*Text excerpt:*
In terms of (1) above - am I correct in my understanding that once registered, I shouldn't see any token requests from the phone? I do see them quite frequently on the console even when no calls are in progress - if that's true, then it's much easier for me to capture this happening. Previously I was looking for calls which were abnormally terminated, which obviously require people to be making calls at the time. Would it also be useful to capture network packets on the server?
You can attach/link/email the cnf.xml file so i can have a look, just to make sure. Please do also check the XMLDefault.cnf.xml, just to make sure.
If you only have a single member server in the cnf.xml then you should only see a single tokenrequest before it attempts to register and we should respond to that using an Ack. Once it is registered it should not send another. Except if it is loosing tcp connection or missing keepalive messages. When you set the debug level to "core, device, session" we should be able to figure out what is going on.
I've managed to do a bit more investigation. Firstly, there is no XMLDefault.cnf.xml in use at present - although all phones use the same configuration file on the TFTP server. I have simply simlinked each phone's SEPxxxxxxxxxxxx.cnf.xml to the same file. I've included it here (SEP-spa50x-30x.cnf.xml).
I managed to catch one phone doing this last night with the additional debug types enabled. I also happened to have tcpdump running on the server, listening to port 2000. The console log is asterisk.txt, and the capture file is spcp.pcap. There was no call in progress at the time, but this is exactly the same sequence of events that would result in a hangup.
I noticed a few things here:
- the instance ID (16777216) is the same for all phones. I'm not sure if it's used for anything though
- the phone was communicating without issue - regular TimeDateReq/Res and KeepAliveReq/Ack messages
- when the phone sends a SPCPRegisterTokenReq, the server responds with an SPCPRegisterTokenReject, with a wait time of 10 (not sure of the units). I guess this 'reject' is to give the channel driver on Asterisk time to clean up ready for a new token request
- the TCP session is not closed until after the reject message, which means that it must have been established before this (i.e. no timeout detected at the server end at least)
- in Asterisk, running 'sccp show devices' lists all devices, but each one has a token of 'None' at all times. Is this correct?
I also left tcpdump running on the server for a longer period (30 minutes). I don't have the console log for this time, but did notice some interesting things:
- of the 15 or so phones I have in my system, only 5 tried to re-register their token. The other phones were all sending KeepAlive and TimeDateReq messages, but no token requests
- Of these five phones, almost all tried to register a new token 3 or 4 times in the 30 minute period, then stopped
- the phones in this log are a mixture of remote (via IPsec or SSTP) and local connections, so the issue seems to occur across all types of connection
I guess the thing that I don't quite understand about this process (I don't have the protocol document) is why a token request can't be matched to an existing session and acknowledged by chan_sccp, rather than setting it to a failed state, and forcing the phone to be reconfigured. The fact that the phone is sending this request at all sounds an awful lot like a very tight timeout to me - but every request sent by the phone is acknowledged immediately by the server. So I really don't see what conditions it is using to determine whether a token request needs to be sent or not.

*Extracted material:*

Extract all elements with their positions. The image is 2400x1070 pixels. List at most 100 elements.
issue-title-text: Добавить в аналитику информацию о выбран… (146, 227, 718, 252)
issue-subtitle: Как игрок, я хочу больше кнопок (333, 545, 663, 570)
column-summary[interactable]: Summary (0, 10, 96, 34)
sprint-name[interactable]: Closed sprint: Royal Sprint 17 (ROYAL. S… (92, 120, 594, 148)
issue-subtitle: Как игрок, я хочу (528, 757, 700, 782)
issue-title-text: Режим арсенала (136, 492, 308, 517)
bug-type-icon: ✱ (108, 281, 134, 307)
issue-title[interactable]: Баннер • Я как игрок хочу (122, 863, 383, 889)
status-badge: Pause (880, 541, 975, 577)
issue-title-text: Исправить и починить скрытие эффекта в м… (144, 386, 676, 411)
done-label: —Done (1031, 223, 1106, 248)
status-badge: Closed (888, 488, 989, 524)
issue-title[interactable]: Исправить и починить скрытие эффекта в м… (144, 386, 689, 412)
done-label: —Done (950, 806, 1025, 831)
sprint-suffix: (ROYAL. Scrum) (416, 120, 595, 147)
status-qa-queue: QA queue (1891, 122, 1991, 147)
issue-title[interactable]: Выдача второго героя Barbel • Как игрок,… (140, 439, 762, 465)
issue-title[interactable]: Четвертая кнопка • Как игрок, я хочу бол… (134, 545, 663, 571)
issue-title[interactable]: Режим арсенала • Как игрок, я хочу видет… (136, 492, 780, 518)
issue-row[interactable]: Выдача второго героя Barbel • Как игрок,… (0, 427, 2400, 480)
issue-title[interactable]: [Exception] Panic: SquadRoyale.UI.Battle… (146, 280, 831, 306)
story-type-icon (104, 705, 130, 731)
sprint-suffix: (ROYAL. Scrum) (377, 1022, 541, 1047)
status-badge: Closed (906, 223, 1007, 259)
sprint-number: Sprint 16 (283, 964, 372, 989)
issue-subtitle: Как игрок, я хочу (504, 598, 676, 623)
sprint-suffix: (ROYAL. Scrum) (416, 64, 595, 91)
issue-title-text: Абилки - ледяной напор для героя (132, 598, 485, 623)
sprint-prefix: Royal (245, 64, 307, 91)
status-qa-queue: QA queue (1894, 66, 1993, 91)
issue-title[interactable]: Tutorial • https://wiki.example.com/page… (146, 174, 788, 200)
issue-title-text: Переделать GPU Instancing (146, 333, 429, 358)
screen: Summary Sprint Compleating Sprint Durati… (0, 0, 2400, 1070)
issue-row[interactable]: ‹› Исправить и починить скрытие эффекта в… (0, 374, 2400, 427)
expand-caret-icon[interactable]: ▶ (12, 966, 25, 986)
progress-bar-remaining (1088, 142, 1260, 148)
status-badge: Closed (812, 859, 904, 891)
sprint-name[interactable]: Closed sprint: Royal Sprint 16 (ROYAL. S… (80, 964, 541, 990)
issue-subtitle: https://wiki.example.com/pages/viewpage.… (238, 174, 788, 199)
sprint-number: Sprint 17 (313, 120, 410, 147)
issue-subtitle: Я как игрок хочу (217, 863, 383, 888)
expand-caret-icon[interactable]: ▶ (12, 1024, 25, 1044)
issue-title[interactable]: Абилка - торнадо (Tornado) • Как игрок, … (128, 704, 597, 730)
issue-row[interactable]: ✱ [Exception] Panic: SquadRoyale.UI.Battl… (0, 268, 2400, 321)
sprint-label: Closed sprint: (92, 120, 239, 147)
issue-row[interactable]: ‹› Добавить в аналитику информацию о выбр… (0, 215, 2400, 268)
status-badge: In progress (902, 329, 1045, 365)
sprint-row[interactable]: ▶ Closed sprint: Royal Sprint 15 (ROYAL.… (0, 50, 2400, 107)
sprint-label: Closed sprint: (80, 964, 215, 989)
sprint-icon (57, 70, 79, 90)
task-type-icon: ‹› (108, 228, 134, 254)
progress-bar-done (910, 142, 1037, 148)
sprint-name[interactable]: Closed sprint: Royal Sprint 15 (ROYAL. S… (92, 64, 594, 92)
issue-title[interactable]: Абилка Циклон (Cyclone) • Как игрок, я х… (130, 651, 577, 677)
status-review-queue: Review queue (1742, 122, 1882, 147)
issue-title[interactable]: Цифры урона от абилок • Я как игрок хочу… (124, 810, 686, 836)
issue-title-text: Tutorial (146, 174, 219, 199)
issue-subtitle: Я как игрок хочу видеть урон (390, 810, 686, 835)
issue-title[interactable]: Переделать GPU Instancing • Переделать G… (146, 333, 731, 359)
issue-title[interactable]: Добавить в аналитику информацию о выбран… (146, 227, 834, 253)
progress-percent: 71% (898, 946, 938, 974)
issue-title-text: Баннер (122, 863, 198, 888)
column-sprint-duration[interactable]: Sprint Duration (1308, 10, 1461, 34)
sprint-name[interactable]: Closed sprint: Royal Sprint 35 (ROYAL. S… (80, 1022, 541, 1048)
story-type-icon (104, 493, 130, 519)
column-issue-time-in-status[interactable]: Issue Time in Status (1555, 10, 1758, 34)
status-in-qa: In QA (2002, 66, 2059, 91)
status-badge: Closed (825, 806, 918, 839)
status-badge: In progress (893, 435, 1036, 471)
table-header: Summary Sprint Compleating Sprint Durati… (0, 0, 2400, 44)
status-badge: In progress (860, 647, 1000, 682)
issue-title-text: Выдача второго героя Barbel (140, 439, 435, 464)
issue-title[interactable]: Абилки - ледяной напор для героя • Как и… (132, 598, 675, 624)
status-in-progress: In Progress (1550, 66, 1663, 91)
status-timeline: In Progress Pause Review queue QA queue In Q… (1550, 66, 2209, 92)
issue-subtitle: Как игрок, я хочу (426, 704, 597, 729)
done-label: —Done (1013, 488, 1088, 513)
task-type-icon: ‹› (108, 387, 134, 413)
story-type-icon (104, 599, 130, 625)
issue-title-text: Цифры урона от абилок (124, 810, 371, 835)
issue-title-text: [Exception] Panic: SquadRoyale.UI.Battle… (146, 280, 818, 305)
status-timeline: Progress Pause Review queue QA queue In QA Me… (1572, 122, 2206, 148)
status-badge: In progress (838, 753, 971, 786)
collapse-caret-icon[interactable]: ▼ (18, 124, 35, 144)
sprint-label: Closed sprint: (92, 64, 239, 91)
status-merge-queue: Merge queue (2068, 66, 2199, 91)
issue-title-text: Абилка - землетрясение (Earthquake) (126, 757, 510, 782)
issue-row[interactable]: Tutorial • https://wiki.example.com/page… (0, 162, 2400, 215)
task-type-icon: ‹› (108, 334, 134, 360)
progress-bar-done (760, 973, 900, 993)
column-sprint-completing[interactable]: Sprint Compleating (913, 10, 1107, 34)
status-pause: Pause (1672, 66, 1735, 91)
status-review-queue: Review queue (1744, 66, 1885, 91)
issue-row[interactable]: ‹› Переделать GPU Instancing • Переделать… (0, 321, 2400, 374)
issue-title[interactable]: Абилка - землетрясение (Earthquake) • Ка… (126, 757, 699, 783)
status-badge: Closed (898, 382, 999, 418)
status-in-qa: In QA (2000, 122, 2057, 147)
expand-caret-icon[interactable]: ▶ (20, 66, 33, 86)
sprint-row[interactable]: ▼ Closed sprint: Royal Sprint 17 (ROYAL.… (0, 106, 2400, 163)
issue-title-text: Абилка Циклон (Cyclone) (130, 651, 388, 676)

*Tasks to perform:*
A – From the thread on phone token requests, reproduce the passage from "If you only" to "is going on.".
B – Summarize the thread on phone token requests in three sentences.

*The responses:*
A –
If you only have a single member server in the cnf.xml then you should only see a single tokenrequest before it attempts to register and we should respond to that using an Ack. Once it is registered it should not send another. Except if it is loosing tcp connection or missing keepalive messages. When you set the debug level to "core, device, session" we should be able to figure out what is going on.

B – A registered phone with a single member server in its cnf.xml should send only one token request, answered with an Ack, and should not send another unless it loses its TCP connection or misses keepalive messages. In one capture, a phone exchanged regular TimeDateReq/Res and KeepAliveReq/Ack messages without issue, yet when it sent an SPCPRegisterTokenReq the server replied with an SPCPRegisterTokenReject carrying a wait time of 10. Over a 30-minute capture, only 5 of about 15 phones tried to re-register their token, across both remote and local connections, and the poster does not understand what conditions the phone uses to decide whether a token request must be sent.